▶ **STATED GOAL**
Retype the data below without altering anything.

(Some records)
--- start ---

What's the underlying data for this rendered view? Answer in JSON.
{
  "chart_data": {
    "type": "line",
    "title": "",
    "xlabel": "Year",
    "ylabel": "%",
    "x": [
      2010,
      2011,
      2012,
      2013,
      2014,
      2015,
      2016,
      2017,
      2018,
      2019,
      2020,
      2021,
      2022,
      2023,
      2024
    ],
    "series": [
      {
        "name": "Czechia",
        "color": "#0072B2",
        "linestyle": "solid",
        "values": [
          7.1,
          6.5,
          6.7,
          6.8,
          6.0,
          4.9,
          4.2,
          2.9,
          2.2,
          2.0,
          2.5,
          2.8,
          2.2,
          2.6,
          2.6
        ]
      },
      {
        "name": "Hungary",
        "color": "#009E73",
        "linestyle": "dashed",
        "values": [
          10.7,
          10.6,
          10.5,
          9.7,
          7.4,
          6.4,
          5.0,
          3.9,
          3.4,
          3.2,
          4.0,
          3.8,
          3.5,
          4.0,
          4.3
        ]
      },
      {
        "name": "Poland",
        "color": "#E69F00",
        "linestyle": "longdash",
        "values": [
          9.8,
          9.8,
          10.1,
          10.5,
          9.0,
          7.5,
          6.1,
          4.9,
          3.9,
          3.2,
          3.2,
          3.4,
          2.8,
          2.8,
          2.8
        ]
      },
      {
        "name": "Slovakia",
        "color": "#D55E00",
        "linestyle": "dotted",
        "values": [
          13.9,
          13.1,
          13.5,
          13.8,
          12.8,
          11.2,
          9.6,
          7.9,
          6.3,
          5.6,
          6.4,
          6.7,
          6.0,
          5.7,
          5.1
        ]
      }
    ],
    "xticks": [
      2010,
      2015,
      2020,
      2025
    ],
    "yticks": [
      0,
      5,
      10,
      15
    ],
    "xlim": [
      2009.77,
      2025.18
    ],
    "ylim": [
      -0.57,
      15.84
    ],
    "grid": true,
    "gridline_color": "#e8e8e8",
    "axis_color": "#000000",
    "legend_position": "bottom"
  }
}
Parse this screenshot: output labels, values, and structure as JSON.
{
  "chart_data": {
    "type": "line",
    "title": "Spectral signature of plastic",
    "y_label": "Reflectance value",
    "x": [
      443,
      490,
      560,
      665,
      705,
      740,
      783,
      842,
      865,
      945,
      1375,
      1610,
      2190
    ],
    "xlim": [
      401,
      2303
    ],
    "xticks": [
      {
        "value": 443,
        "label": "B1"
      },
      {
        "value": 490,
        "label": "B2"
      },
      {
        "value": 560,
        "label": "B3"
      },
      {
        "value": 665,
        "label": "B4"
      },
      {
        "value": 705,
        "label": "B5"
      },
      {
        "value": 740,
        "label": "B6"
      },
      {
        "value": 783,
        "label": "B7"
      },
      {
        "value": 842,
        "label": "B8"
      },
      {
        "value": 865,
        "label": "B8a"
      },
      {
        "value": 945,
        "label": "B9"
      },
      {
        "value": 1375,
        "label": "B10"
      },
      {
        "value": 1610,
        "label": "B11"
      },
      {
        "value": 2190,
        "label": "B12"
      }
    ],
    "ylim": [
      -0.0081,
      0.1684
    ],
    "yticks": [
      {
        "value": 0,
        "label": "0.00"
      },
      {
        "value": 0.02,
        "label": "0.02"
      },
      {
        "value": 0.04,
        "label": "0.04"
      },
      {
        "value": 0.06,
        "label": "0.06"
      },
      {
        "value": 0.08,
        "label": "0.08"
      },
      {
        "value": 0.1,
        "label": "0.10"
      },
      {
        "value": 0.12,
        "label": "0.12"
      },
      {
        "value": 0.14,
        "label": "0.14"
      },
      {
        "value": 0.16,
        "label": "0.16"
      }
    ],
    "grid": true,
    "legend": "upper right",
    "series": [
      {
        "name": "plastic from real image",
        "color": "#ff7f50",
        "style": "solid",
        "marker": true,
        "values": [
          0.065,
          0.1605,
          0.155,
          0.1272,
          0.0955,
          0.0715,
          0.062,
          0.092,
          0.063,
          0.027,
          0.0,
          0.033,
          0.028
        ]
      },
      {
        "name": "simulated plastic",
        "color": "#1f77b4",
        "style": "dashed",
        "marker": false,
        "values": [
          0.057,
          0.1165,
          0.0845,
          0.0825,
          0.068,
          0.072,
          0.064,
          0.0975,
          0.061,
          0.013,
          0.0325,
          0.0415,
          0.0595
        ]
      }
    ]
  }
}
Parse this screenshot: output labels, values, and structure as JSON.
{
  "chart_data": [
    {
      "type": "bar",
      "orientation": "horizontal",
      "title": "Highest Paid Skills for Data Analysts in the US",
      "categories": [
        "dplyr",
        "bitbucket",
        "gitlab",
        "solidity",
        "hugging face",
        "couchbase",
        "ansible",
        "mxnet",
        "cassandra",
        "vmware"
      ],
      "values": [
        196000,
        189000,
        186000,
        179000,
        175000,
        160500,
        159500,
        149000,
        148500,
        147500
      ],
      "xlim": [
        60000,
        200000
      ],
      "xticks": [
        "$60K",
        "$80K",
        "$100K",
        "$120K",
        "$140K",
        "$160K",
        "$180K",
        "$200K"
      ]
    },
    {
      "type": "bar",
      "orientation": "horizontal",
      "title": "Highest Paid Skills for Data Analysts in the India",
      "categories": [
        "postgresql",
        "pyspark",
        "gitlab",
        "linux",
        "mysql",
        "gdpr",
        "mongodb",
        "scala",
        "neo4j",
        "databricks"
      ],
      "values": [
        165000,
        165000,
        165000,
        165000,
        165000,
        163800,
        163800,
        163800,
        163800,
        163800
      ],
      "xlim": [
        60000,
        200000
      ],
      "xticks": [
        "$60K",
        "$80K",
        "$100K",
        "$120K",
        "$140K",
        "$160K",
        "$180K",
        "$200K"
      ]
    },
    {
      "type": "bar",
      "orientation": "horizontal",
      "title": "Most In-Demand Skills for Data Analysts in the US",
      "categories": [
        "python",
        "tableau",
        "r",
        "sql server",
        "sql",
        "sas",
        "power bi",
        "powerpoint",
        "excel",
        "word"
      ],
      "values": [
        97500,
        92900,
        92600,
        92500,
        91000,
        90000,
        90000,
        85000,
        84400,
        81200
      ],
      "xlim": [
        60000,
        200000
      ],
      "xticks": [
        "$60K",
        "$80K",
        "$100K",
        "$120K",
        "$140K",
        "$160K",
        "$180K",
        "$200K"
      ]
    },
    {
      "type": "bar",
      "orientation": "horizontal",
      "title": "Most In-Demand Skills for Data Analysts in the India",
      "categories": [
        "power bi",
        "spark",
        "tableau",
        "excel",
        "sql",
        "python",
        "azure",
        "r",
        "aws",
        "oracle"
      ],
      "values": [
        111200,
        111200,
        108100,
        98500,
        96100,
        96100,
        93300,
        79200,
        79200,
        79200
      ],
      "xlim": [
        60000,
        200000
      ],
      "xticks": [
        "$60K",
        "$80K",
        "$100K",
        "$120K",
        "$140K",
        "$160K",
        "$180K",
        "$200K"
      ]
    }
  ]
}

--- end ---

▶ **OUTPUT OF THE TASK**
What's the underlying data for this rendered view? Answer in JSON.
{
  "chart_data": {
    "type": "line",
    "title": "",
    "xlabel": "Year",
    "ylabel": "%",
    "x": [
      2010,
      2011,
      2012,
      2013,
      2014,
      2015,
      2016,
      2017,
      2018,
      2019,
      2020,
      2021,
      2022,
      2023,
      2024
    ],
    "series": [
      {
        "name": "Czechia",
        "color": "#0072B2",
        "linestyle": "solid",
        "values": [
          7.1,
          6.5,
          6.7,
          6.8,
          6.0,
          4.9,
          4.2,
          2.9,
          2.2,
          2.0,
          2.5,
          2.8,
          2.2,
          2.6,
          2.6
        ]
      },
      {
        "name": "Hungary",
        "color": "#009E73",
        "linestyle": "dashed",
        "values": [
          10.7,
          10.6,
          10.5,
          9.7,
          7.4,
          6.4,
          5.0,
          3.9,
          3.4,
          3.2,
          4.0,
          3.8,
          3.5,
          4.0,
          4.3
        ]
      },
      {
        "name": "Poland",
        "color": "#E69F00",
        "linestyle": "longdash",
        "values": [
          9.8,
          9.8,
          10.1,
          10.5,
          9.0,
          7.5,
          6.1,
          4.9,
          3.9,
          3.2,
          3.2,
          3.4,
          2.8,
          2.8,
          2.8
        ]
      },
      {
        "name": "Slovakia",
        "color": "#D55E00",
        "linestyle": "dotted",
        "values": [
          13.9,
          13.1,
          13.5,
          13.8,
          12.8,
          11.2,
          9.6,
          7.9,
          6.3,
          5.6,
          6.4,
          6.7,
          6.0,
          5.7,
          5.1
        ]
      }
    ],
    "xticks": [
      2010,
      2015,
      2020,
      2025
    ],
    "yticks": [
      0,
      5,
      10,
      15
    ],
    "xlim": [
      2009.77,
      2025.18
    ],
    "ylim": [
      -0.57,
      15.84
    ],
    "grid": true,
    "gridline_color": "#e8e8e8",
    "axis_color": "#000000",
    "legend_position": "bottom"
  }
}
Parse this screenshot: output labels, values, and structure as JSON.
{
  "chart_data": {
    "type": "line",
    "title": "Spectral signature of plastic",
    "y_label": "Reflectance value",
    "x": [
      443,
      490,
      560,
      665,
      705,
      740,
      783,
      842,
      865,
      945,
      1375,
      1610,
      2190
    ],
    "xlim": [
      401,
      2303
    ],
    "xticks": [
      {
        "value": 443,
        "label": "B1"
      },
      {
        "value": 490,
        "label": "B2"
      },
      {
        "value": 560,
        "label": "B3"
      },
      {
        "value": 665,
        "label": "B4"
      },
      {
        "value": 705,
        "label": "B5"
      },
      {
        "value": 740,
        "label": "B6"
      },
      {
        "value": 783,
        "label": "B7"
      },
      {
        "value": 842,
        "label": "B8"
      },
      {
        "value": 865,
        "label": "B8a"
      },
      {
        "value": 945,
        "label": "B9"
      },
      {
        "value": 1375,
        "label": "B10"
      },
      {
        "value": 1610,
        "label": "B11"
      },
      {
        "value": 2190,
        "label": "B12"
      }
    ],
    "ylim": [
      -0.0081,
      0.1684
    ],
    "yticks": [
      {
        "value": 0,
        "label": "0.00"
      },
      {
        "value": 0.02,
        "label": "0.02"
      },
      {
        "value": 0.04,
        "label": "0.04"
      },
      {
        "value": 0.06,
        "label": "0.06"
      },
      {
        "value": 0.08,
        "label": "0.08"
      },
      {
        "value": 0.1,
        "label": "0.10"
      },
      {
        "value": 0.12,
        "label": "0.12"
      },
      {
        "value": 0.14,
        "label": "0.14"
      },
      {
        "value": 0.16,
        "label": "0.16"
      }
    ],
    "grid": true,
    "legend": "upper right",
    "series": [
      {
        "name": "plastic from real image",
        "color": "#ff7f50",
        "style": "solid",
        "marker": true,
        "values": [
          0.065,
          0.1605,
          0.155,
          0.1272,
          0.0955,
          0.0715,
          0.062,
          0.092,
          0.063,
          0.027,
          0.0,
          0.033,
          0.028
        ]
      },
      {
        "name": "simulated plastic",
        "color": "#1f77b4",
        "style": "dashed",
        "marker": false,
        "values": [
          0.057,
          0.1165,
          0.0845,
          0.0825,
          0.068,
          0.072,
          0.064,
          0.0975,
          0.061,
          0.013,
          0.0325,
          0.0415,
          0.0595
        ]
      }
    ]
  }
}
Parse this screenshot: output labels, values, and structure as JSON.
{
  "chart_data": [
    {
      "type": "bar",
      "orientation": "horizontal",
      "title": "Highest Paid Skills for Data Analysts in the US",
      "categories": [
        "dplyr",
        "bitbucket",
        "gitlab",
        "solidity",
        "hugging face",
        "couchbase",
        "ansible",
        "mxnet",
        "cassandra",
        "vmware"
      ],
      "values": [
        196000,
        189000,
        186000,
        179000,
        175000,
        160500,
        159500,
        149000,
        148500,
        147500
      ],
      "xlim": [
        60000,
        200000
      ],
      "xticks": [
        "$60K",
        "$80K",
        "$100K",
        "$120K",
        "$140K",
        "$160K",
        "$180K",
        "$200K"
      ]
    },
    {
      "type": "bar",
      "orientation": "horizontal",
      "title": "Highest Paid Skills for Data Analysts in the India",
      "categories": [
        "postgresql",
        "pyspark",
        "gitlab",
        "linux",
        "mysql",
        "gdpr",
        "mongodb",
        "scala",
        "neo4j",
        "databricks"
      ],
      "values": [
        165000,
        165000,
        165000,
        165000,
        165000,
        163800,
        163800,
        163800,
        163800,
        163800
      ],
      "xlim": [
        60000,
        200000
      ],
      "xticks": [
        "$60K",
        "$80K",
        "$100K",
        "$120K",
        "$140K",
        "$160K",
        "$180K",
        "$200K"
      ]
    },
    {
      "type": "bar",
      "orientation": "horizontal",
      "title": "Most In-Demand Skills for Data Analysts in the US",
      "categories": [
        "python",
        "tableau",
        "r",
        "sql server",
        "sql",
        "sas",
        "power bi",
        "powerpoint",
        "excel",
        "word"
      ],
      "values": [
        97500,
        92900,
        92600,
        92500,
        91000,
        90000,
        90000,
        85000,
        84400,
        81200
      ],
      "xlim": [
        60000,
        200000
      ],
      "xticks": [
        "$60K",
        "$80K",
        "$100K",
        "$120K",
        "$140K",
        "$160K",
        "$180K",
        "$200K"
      ]
    },
    {
      "type": "bar",
      "orientation": "horizontal",
      "title": "Most In-Demand Skills for Data Analysts in the India",
      "categories": [
        "power bi",
        "spark",
        "tableau",
        "excel",
        "sql",
        "python",
        "azure",
        "r",
        "aws",
        "oracle"
      ],
      "values": [
        111200,
        111200,
        108100,
        98500,
        96100,
        96100,
        93300,
        79200,
        79200,
        79200
      ],
      "xlim": [
        60000,
        200000
      ],
      "xticks": [
        "$60K",
        "$80K",
        "$100K",
        "$120K",
        "$140K",
        "$160K",
        "$180K",
        "$200K"
      ]
    }
  ]
}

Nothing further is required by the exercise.